DATA SHOWN:
-.-.-
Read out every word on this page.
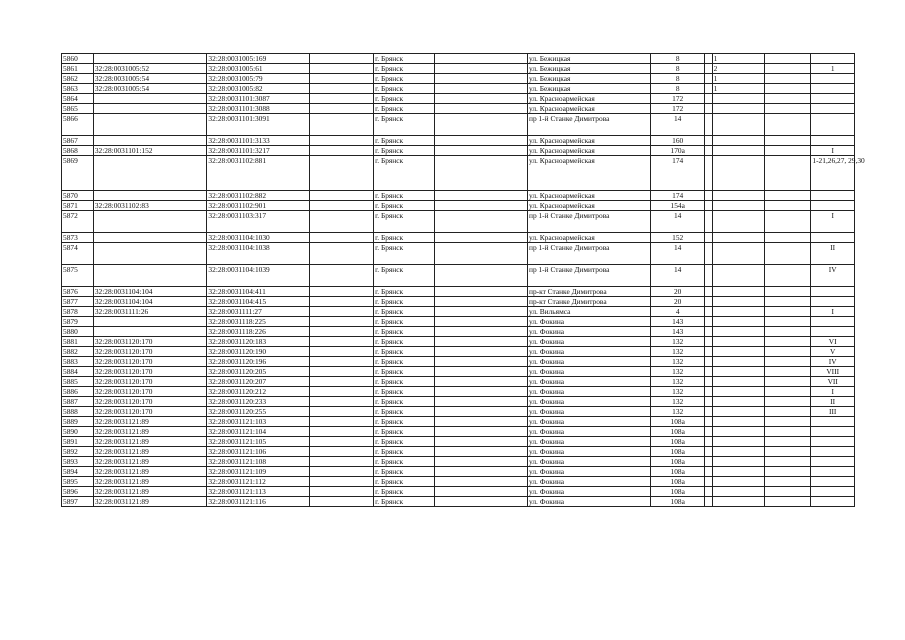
5860		32:28:0031005:169		г. Брянск		ул. Бежицкая	8		1		
5861	32:28:0031005:52	32:28:0031005:61		г. Брянск		ул. Бежицкая	8		2		1
5862	32:28:0031005:54	32:28:0031005:79		г. Брянск		ул. Бежицкая	8		1		
5863	32:28:0031005:54	32:28:0031005:82		г. Брянск		ул. Бежицкая	8		1		
5864		32:28:0031101:3087		г. Брянск		ул. Красноармейская	172				
5865		32:28:0031101:3088		г. Брянск		ул. Красноармейская	172				
5866		32:28:0031101:3091		г. Брянск		пр 1-й Станке Димитрова	14				
5867		32:28:0031101:3133		г. Брянск		ул. Красноармейская	160				
5868	32:28:0031101:152	32:28:0031101:3217		г. Брянск		ул. Красноармейская	170а				I
5869		32:28:0031102:881		г. Брянск		ул. Красноармейская	174				1-21,26,27, 29,30
5870		32:28:0031102:882		г. Брянск		ул. Красноармейская	174				
5871	32:28:0031102:83	32:28:0031102:901		г. Брянск		ул. Красноармейская	154а				
5872		32:28:0031103:317		г. Брянск		пр 1-й Станке Димитрова	14				I
5873		32:28:0031104:1030		г. Брянск		ул. Красноармейская	152				
5874		32:28:0031104:1038		г. Брянск		пр 1-й Станке Димитрова	14				II
5875		32:28:0031104:1039		г. Брянск		пр 1-й Станке Димитрова	14				IV
5876	32:28:0031104:104	32:28:0031104:411		г. Брянск		пр-кт Станке Димитрова	20				
5877	32:28:0031104:104	32:28:0031104:415		г. Брянск		пр-кт Станке Димитрова	20				
5878	32:28:0031111:26	32:28:0031111:27		г. Брянск		ул. Вильямса	4				I
5879		32:28:0031118:225		г. Брянск		ул. Фокина	143				
5880		32:28:0031118:226		г. Брянск		ул. Фокина	143				
5881	32:28:0031120:170	32:28:0031120:183		г. Брянск		ул. Фокина	132				VI
5882	32:28:0031120:170	32:28:0031120:190		г. Брянск		ул. Фокина	132				V
5883	32:28:0031120:170	32:28:0031120:196		г. Брянск		ул. Фокина	132				IV
5884	32:28:0031120:170	32:28:0031120:205		г. Брянск		ул. Фокина	132				VIII
5885	32:28:0031120:170	32:28:0031120:207		г. Брянск		ул. Фокина	132				VII
5886	32:28:0031120:170	32:28:0031120:212		г. Брянск		ул. Фокина	132				I
5887	32:28:0031120:170	32:28:0031120:233		г. Брянск		ул. Фокина	132				II
5888	32:28:0031120:170	32:28:0031120:255		г. Брянск		ул. Фокина	132				III
5889	32:28:0031121:89	32:28:0031121:103		г. Брянск		ул. Фокина	108а				
5890	32:28:0031121:89	32:28:0031121:104		г. Брянск		ул. Фокина	108а				
5891	32:28:0031121:89	32:28:0031121:105		г. Брянск		ул. Фокина	108а				
5892	32:28:0031121:89	32:28:0031121:106		г. Брянск		ул. Фокина	108а				
5893	32:28:0031121:89	32:28:0031121:108		г. Брянск		ул. Фокина	108а				
5894	32:28:0031121:89	32:28:0031121:109		г. Брянск		ул. Фокина	108а				
5895	32:28:0031121:89	32:28:0031121:112		г. Брянск		ул. Фокина	108а				
5896	32:28:0031121:89	32:28:0031121:113		г. Брянск		ул. Фокина	108а				
5897	32:28:0031121:89	32:28:0031121:116		г. Брянск		ул. Фокина	108а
-.-.-
WHAT THE EXERCISE ASKS: Copy out every line in the listing where the word "Бежицкая" appears.

SOLUTION TO THIS TASK:
5860		32:28:0031005:169		г. Брянск		ул. Бежицкая	8		1		
5861	32:28:0031005:52	32:28:0031005:61		г. Брянск		ул. Бежицкая	8		2		1
5862	32:28:0031005:54	32:28:0031005:79		г. Брянск		ул. Бежицкая	8		1		
5863	32:28:0031005:54	32:28:0031005:82		г. Брянск		ул. Бежицкая	8		1		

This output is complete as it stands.